WORK REQUIRED: Print, exactly and completely, every entry in the data.

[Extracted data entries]
+ + +
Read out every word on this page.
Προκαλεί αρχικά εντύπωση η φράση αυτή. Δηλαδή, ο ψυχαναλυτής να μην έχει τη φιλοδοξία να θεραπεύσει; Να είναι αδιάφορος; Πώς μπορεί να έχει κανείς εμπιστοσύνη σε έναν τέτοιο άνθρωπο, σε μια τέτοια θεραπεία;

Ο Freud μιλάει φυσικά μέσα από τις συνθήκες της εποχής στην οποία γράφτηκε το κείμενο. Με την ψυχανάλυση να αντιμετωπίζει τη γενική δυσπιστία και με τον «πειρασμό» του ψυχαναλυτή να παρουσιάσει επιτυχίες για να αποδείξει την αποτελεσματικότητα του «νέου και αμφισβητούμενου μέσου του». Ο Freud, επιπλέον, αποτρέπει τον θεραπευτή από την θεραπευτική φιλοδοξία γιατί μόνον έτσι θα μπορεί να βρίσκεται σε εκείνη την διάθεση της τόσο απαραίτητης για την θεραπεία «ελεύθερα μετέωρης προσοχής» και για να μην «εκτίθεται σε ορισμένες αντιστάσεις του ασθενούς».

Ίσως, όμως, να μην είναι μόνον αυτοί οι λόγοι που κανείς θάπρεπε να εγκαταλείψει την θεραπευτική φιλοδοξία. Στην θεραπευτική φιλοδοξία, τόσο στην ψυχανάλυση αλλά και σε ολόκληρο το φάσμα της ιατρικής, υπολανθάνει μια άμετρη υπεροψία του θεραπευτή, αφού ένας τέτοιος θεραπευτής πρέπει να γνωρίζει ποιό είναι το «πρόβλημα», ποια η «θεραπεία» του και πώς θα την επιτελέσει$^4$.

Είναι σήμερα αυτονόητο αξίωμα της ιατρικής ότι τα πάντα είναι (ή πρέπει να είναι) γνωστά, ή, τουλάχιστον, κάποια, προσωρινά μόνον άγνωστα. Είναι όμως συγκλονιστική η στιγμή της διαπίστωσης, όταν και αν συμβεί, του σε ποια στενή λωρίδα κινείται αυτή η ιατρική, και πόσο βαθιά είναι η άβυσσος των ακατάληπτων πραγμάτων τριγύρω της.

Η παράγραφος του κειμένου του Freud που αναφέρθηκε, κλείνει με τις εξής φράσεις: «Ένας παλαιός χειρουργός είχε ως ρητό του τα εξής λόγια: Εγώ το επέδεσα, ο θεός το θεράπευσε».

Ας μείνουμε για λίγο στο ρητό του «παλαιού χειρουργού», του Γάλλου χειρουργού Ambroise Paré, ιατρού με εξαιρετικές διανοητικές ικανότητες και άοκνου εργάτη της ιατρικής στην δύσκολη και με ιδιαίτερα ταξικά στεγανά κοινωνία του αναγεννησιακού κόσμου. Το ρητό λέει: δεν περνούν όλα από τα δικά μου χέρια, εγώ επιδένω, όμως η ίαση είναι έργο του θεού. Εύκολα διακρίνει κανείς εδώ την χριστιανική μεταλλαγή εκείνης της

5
+ + +
FINISHED ANSWER:
Read out every word on this page.
Προκαλεί αρχικά εντύπωση η φράση αυτή. Δηλαδή, ο ψυχαναλυτής να μην έχει τη φιλοδοξία να θεραπεύσει; Να είναι αδιάφορος; Πώς μπορεί να έχει κανείς εμπιστοσύνη σε έναν τέτοιο άνθρωπο, σε μια τέτοια θεραπεία;

Ο Freud μιλάει φυσικά μέσα από τις συνθήκες της εποχής στην οποία γράφτηκε το κείμενο. Με την ψυχανάλυση να αντιμετωπίζει τη γενική δυσπιστία και με τον «πειρασμό» του ψυχαναλυτή να παρουσιάσει επιτυχίες για να αποδείξει την αποτελεσματικότητα του «νέου και αμφισβητούμενου μέσου του». Ο Freud, επιπλέον, αποτρέπει τον θεραπευτή από την θεραπευτική φιλοδοξία γιατί μόνον έτσι θα μπορεί να βρίσκεται σε εκείνη την διάθεση της τόσο απαραίτητης για την θεραπεία «ελεύθερα μετέωρης προσοχής» και για να μην «εκτίθεται σε ορισμένες αντιστάσεις του ασθενούς».

Ίσως, όμως, να μην είναι μόνον αυτοί οι λόγοι που κανείς θάπρεπε να εγκαταλείψει την θεραπευτική φιλοδοξία. Στην θεραπευτική φιλοδοξία, τόσο στην ψυχανάλυση αλλά και σε ολόκληρο το φάσμα της ιατρικής, υπολανθάνει μια άμετρη υπεροψία του θεραπευτή, αφού ένας τέτοιος θεραπευτής πρέπει να γνωρίζει ποιό είναι το «πρόβλημα», ποια η «θεραπεία» του και πώς θα την επιτελέσει$^4$.

Είναι σήμερα αυτονόητο αξίωμα της ιατρικής ότι τα πάντα είναι (ή πρέπει να είναι) γνωστά, ή, τουλάχιστον, κάποια, προσωρινά μόνον άγνωστα. Είναι όμως συγκλονιστική η στιγμή της διαπίστωσης, όταν και αν συμβεί, του σε ποια στενή λωρίδα κινείται αυτή η ιατρική, και πόσο βαθιά είναι η άβυσσος των ακατάληπτων πραγμάτων τριγύρω της.

Η παράγραφος του κειμένου του Freud που αναφέρθηκε, κλείνει με τις εξής φράσεις: «Ένας παλαιός χειρουργός είχε ως ρητό του τα εξής λόγια: Εγώ το επέδεσα, ο θεός το θεράπευσε».

Ας μείνουμε για λίγο στο ρητό του «παλαιού χειρουργού», του Γάλλου χειρουργού Ambroise Paré, ιατρού με εξαιρετικές διανοητικές ικανότητες και άοκνου εργάτη της ιατρικής στην δύσκολη και με ιδιαίτερα ταξικά στεγανά κοινωνία του αναγεννησιακού κόσμου. Το ρητό λέει: δεν περνούν όλα από τα δικά μου χέρια, εγώ επιδένω, όμως η ίαση είναι έργο του θεού. Εύκολα διακρίνει κανείς εδώ την χριστιανική μεταλλαγή εκείνης της

5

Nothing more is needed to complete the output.